Stored data:

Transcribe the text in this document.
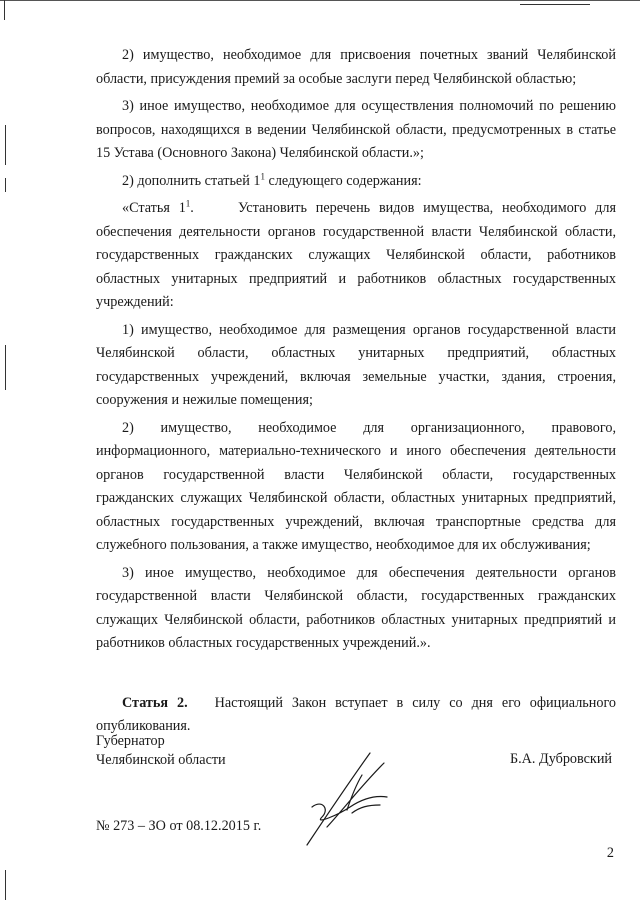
2) имущество, необходимое для присвоения почетных званий Челябинской области, присуждения премий за особые заслуги перед Челябинской областью;

3) иное имущество, необходимое для осуществления полномочий по решению вопросов, находящихся в ведении Челябинской области, предусмотренных в статье 15 Устава (Основного Закона) Челябинской области.»;

2) дополнить статьей $1^1$ следующего содержания:

«Статья $1^1$.     Установить перечень видов имущества, необходимого для обеспечения деятельности органов государственной власти Челябинской области, государственных гражданских служащих Челябинской области, работников областных унитарных предприятий и работников областных государственных учреждений:

1) имущество, необходимое для размещения органов государственной власти Челябинской области, областных унитарных предприятий, областных государственных учреждений, включая земельные участки, здания, строения, сооружения и нежилые помещения;

2) имущество, необходимое для организационного, правового, информационного, материально-технического и иного обеспечения деятельности органов государственной власти Челябинской области, государственных гражданских служащих Челябинской области, областных унитарных предприятий, областных государственных учреждений, включая транспортные средства для служебного пользования, а также имущество, необходимое для их обслуживания;

3) иное имущество, необходимое для обеспечения деятельности органов государственной власти Челябинской области, государственных гражданских служащих Челябинской области, работников областных унитарных предприятий и работников областных государственных учреждений.».

Статья 2.   Настоящий Закон вступает в силу со дня его официального опубликования.

Губернатор
Челябинской области	Б.А. Дубровский
№ 273 – ЗО от 08.12.2015 г.
2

#### Exercise objective
Retype all of the entries exactly as written, leaving out any images.

#### Task output
Transcribe the text in this document.
2) имущество, необходимое для присвоения почетных званий Челябинской области, присуждения премий за особые заслуги перед Челябинской областью;

3) иное имущество, необходимое для осуществления полномочий по решению вопросов, находящихся в ведении Челябинской области, предусмотренных в статье 15 Устава (Основного Закона) Челябинской области.»;

2) дополнить статьей $1^1$ следующего содержания:

«Статья $1^1$.     Установить перечень видов имущества, необходимого для обеспечения деятельности органов государственной власти Челябинской области, государственных гражданских служащих Челябинской области, работников областных унитарных предприятий и работников областных государственных учреждений:

1) имущество, необходимое для размещения органов государственной власти Челябинской области, областных унитарных предприятий, областных государственных учреждений, включая земельные участки, здания, строения, сооружения и нежилые помещения;

2) имущество, необходимое для организационного, правового, информационного, материально-технического и иного обеспечения деятельности органов государственной власти Челябинской области, государственных гражданских служащих Челябинской области, областных унитарных предприятий, областных государственных учреждений, включая транспортные средства для служебного пользования, а также имущество, необходимое для их обслуживания;

3) иное имущество, необходимое для обеспечения деятельности органов государственной власти Челябинской области, государственных гражданских служащих Челябинской области, работников областных унитарных предприятий и работников областных государственных учреждений.».

Статья 2.   Настоящий Закон вступает в силу со дня его официального опубликования.

Губернатор
Челябинской области	Б.А. Дубровский
№ 273 – ЗО от 08.12.2015 г.
2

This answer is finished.